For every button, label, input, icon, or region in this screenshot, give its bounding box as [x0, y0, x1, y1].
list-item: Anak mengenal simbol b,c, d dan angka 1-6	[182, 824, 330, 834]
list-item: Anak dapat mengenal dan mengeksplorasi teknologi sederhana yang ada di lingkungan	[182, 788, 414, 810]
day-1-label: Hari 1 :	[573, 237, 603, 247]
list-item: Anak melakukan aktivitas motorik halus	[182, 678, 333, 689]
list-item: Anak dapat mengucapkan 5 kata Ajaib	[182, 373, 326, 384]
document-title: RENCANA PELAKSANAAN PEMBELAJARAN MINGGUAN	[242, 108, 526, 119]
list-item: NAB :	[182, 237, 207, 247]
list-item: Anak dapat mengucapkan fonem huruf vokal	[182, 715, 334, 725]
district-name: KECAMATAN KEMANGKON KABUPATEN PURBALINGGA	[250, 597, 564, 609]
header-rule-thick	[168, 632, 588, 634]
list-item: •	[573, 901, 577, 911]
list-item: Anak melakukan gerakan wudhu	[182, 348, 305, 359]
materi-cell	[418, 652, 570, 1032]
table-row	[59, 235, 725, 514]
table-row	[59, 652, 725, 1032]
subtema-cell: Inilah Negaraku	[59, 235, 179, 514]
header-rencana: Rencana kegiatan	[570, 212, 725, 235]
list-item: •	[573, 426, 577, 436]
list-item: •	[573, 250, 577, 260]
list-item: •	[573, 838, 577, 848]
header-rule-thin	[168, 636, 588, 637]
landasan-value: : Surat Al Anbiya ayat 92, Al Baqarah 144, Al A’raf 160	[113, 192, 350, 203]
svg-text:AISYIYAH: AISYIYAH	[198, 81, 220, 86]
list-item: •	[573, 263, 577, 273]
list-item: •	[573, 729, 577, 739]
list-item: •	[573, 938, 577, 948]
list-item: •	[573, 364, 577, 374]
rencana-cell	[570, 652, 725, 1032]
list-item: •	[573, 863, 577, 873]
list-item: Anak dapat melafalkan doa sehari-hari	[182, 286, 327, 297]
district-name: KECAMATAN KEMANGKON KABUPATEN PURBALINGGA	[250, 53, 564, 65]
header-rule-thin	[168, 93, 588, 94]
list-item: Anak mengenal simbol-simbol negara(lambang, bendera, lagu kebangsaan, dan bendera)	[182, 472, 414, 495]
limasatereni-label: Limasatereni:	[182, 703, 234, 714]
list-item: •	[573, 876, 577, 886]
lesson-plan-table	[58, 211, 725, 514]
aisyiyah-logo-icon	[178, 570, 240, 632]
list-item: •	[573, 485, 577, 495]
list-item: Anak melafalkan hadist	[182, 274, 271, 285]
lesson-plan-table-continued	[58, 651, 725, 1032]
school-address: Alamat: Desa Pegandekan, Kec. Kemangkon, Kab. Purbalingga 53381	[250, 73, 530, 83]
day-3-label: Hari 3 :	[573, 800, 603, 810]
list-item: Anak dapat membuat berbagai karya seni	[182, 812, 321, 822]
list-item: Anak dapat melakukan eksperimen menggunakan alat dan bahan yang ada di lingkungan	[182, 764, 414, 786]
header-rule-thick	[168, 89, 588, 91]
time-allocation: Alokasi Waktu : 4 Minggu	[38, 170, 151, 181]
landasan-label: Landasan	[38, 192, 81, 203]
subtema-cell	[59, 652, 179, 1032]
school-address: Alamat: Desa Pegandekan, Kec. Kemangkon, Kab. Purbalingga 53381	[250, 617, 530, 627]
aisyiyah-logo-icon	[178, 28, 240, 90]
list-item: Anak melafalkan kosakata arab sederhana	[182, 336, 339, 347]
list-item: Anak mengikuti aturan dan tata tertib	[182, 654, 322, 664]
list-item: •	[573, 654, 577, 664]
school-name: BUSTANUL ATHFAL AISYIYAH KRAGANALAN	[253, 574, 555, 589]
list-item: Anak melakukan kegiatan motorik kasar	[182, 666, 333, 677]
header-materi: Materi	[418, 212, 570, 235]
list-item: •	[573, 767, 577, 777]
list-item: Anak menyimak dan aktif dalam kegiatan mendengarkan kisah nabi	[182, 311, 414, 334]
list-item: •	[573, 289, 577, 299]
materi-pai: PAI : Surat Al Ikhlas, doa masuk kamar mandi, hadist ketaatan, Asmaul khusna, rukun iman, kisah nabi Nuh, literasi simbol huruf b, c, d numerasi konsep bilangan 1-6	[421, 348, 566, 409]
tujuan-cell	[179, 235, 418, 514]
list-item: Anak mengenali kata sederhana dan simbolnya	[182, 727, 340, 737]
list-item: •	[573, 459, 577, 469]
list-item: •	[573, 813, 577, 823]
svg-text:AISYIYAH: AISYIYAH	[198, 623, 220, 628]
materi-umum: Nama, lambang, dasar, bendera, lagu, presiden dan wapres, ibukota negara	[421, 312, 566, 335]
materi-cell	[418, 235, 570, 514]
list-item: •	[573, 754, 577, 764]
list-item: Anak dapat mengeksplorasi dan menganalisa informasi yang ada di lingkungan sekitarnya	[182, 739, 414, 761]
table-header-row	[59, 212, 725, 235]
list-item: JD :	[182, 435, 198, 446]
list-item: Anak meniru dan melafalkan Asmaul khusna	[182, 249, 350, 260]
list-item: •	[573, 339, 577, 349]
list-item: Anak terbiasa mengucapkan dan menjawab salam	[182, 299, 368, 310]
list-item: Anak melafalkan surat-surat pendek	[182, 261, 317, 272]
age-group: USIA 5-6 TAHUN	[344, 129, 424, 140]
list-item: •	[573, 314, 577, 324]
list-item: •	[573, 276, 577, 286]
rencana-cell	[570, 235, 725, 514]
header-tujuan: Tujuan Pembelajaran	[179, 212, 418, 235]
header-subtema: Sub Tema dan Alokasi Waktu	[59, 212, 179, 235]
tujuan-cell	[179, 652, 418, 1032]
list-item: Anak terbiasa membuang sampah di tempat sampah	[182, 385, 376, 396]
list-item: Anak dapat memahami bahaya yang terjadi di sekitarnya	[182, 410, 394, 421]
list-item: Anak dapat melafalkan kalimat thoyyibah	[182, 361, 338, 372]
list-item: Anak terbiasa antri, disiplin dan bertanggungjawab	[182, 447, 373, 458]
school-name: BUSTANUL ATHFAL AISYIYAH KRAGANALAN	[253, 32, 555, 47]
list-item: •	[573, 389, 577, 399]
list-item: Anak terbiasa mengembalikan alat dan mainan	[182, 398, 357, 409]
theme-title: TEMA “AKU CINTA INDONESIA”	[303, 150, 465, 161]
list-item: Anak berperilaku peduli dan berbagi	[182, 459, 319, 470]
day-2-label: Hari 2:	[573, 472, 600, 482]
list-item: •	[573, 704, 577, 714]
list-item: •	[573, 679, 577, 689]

* What to work on *
Change every "list-item" in these lines to "list-entry" and reproduce the lines with nothing else altered.

* Solution *
For every button, label, input, icon, or region in this screenshot, give its bounding box as [x0, y0, x1, y1].
list-entry: Anak mengenal simbol b,c, d dan angka 1-6	[182, 824, 330, 834]
list-entry: Anak dapat mengenal dan mengeksplorasi teknologi sederhana yang ada di lingkungan	[182, 788, 414, 810]
day-1-label: Hari 1 :	[573, 237, 603, 247]
list-entry: Anak melakukan aktivitas motorik halus	[182, 678, 333, 689]
list-entry: Anak dapat mengucapkan 5 kata Ajaib	[182, 373, 326, 384]
document-title: RENCANA PELAKSANAAN PEMBELAJARAN MINGGUAN	[242, 108, 526, 119]
list-entry: NAB :	[182, 237, 207, 247]
list-entry: Anak dapat mengucapkan fonem huruf vokal	[182, 715, 334, 725]
district-name: KECAMATAN KEMANGKON KABUPATEN PURBALINGGA	[250, 597, 564, 609]
header-rule-thick	[168, 632, 588, 634]
list-entry: •	[573, 901, 577, 911]
list-entry: Anak melakukan gerakan wudhu	[182, 348, 305, 359]
materi-cell	[418, 652, 570, 1032]
table-row	[59, 235, 725, 514]
table-row	[59, 652, 725, 1032]
subtema-cell: Inilah Negaraku	[59, 235, 179, 514]
header-rencana: Rencana kegiatan	[570, 212, 725, 235]
list-entry: •	[573, 426, 577, 436]
list-entry: •	[573, 250, 577, 260]
list-entry: •	[573, 838, 577, 848]
header-rule-thin	[168, 636, 588, 637]
landasan-value: : Surat Al Anbiya ayat 92, Al Baqarah 144, Al A’raf 160	[113, 192, 350, 203]
svg-text:AISYIYAH: AISYIYAH	[198, 81, 220, 86]
list-entry: •	[573, 263, 577, 273]
list-entry: •	[573, 729, 577, 739]
list-entry: •	[573, 938, 577, 948]
list-entry: •	[573, 364, 577, 374]
rencana-cell	[570, 652, 725, 1032]
list-entry: •	[573, 863, 577, 873]
list-entry: Anak dapat melafalkan doa sehari-hari	[182, 286, 327, 297]
district-name: KECAMATAN KEMANGKON KABUPATEN PURBALINGGA	[250, 53, 564, 65]
header-rule-thin	[168, 93, 588, 94]
list-entry: Anak mengenal simbol-simbol negara(lambang, bendera, lagu kebangsaan, dan bendera)	[182, 472, 414, 495]
limasatereni-label: Limasatereni:	[182, 703, 234, 714]
list-entry: •	[573, 876, 577, 886]
lesson-plan-table	[58, 211, 725, 514]
aisyiyah-logo-icon	[178, 570, 240, 632]
list-entry: •	[573, 485, 577, 495]
list-entry: Anak melafalkan hadist	[182, 274, 271, 285]
lesson-plan-table-continued	[58, 651, 725, 1032]
school-address: Alamat: Desa Pegandekan, Kec. Kemangkon, Kab. Purbalingga 53381	[250, 73, 530, 83]
day-3-label: Hari 3 :	[573, 800, 603, 810]
list-entry: Anak dapat membuat berbagai karya seni	[182, 812, 321, 822]
list-entry: Anak dapat melakukan eksperimen menggunakan alat dan bahan yang ada di lingkungan	[182, 764, 414, 786]
header-rule-thick	[168, 89, 588, 91]
time-allocation: Alokasi Waktu : 4 Minggu	[38, 170, 151, 181]
landasan-label: Landasan	[38, 192, 81, 203]
subtema-cell	[59, 652, 179, 1032]
school-address: Alamat: Desa Pegandekan, Kec. Kemangkon, Kab. Purbalingga 53381	[250, 617, 530, 627]
aisyiyah-logo-icon	[178, 28, 240, 90]
list-entry: Anak melafalkan kosakata arab sederhana	[182, 336, 339, 347]
list-entry: Anak mengikuti aturan dan tata tertib	[182, 654, 322, 664]
list-entry: •	[573, 654, 577, 664]
school-name: BUSTANUL ATHFAL AISYIYAH KRAGANALAN	[253, 574, 555, 589]
list-entry: Anak melakukan kegiatan motorik kasar	[182, 666, 333, 677]
header-materi: Materi	[418, 212, 570, 235]
list-entry: •	[573, 767, 577, 777]
list-entry: Anak menyimak dan aktif dalam kegiatan mendengarkan kisah nabi	[182, 311, 414, 334]
list-entry: •	[573, 289, 577, 299]
materi-pai: PAI : Surat Al Ikhlas, doa masuk kamar mandi, hadist ketaatan, Asmaul khusna, rukun iman, kisah nabi Nuh, literasi simbol huruf b, c, d numerasi konsep bilangan 1-6	[421, 348, 566, 409]
tujuan-cell	[179, 235, 418, 514]
list-entry: Anak mengenali kata sederhana dan simbolnya	[182, 727, 340, 737]
list-entry: •	[573, 459, 577, 469]
list-entry: •	[573, 813, 577, 823]
svg-text:AISYIYAH: AISYIYAH	[198, 623, 220, 628]
materi-umum: Nama, lambang, dasar, bendera, lagu, presiden dan wapres, ibukota negara	[421, 312, 566, 335]
materi-cell	[418, 235, 570, 514]
list-entry: •	[573, 754, 577, 764]
list-entry: Anak dapat mengeksplorasi dan menganalisa informasi yang ada di lingkungan sekitarnya	[182, 739, 414, 761]
table-header-row	[59, 212, 725, 235]
list-entry: JD :	[182, 435, 198, 446]
list-entry: Anak meniru dan melafalkan Asmaul khusna	[182, 249, 350, 260]
list-entry: •	[573, 339, 577, 349]
list-entry: Anak terbiasa mengucapkan dan menjawab salam	[182, 299, 368, 310]
list-entry: Anak melafalkan surat-surat pendek	[182, 261, 317, 272]
age-group: USIA 5-6 TAHUN	[344, 129, 424, 140]
list-entry: •	[573, 314, 577, 324]
list-entry: •	[573, 276, 577, 286]
rencana-cell	[570, 235, 725, 514]
header-tujuan: Tujuan Pembelajaran	[179, 212, 418, 235]
header-subtema: Sub Tema dan Alokasi Waktu	[59, 212, 179, 235]
tujuan-cell	[179, 652, 418, 1032]
list-entry: Anak terbiasa membuang sampah di tempat sampah	[182, 385, 376, 396]
list-entry: Anak dapat memahami bahaya yang terjadi di sekitarnya	[182, 410, 394, 421]
list-entry: Anak dapat melafalkan kalimat thoyyibah	[182, 361, 338, 372]
list-entry: Anak terbiasa antri, disiplin dan bertanggungjawab	[182, 447, 373, 458]
school-name: BUSTANUL ATHFAL AISYIYAH KRAGANALAN	[253, 32, 555, 47]
list-entry: •	[573, 389, 577, 399]
list-entry: Anak terbiasa mengembalikan alat dan mainan	[182, 398, 357, 409]
theme-title: TEMA “AKU CINTA INDONESIA”	[303, 150, 465, 161]
list-entry: Anak berperilaku peduli dan berbagi	[182, 459, 319, 470]
day-2-label: Hari 2:	[573, 472, 600, 482]
list-entry: •	[573, 704, 577, 714]
list-entry: •	[573, 679, 577, 689]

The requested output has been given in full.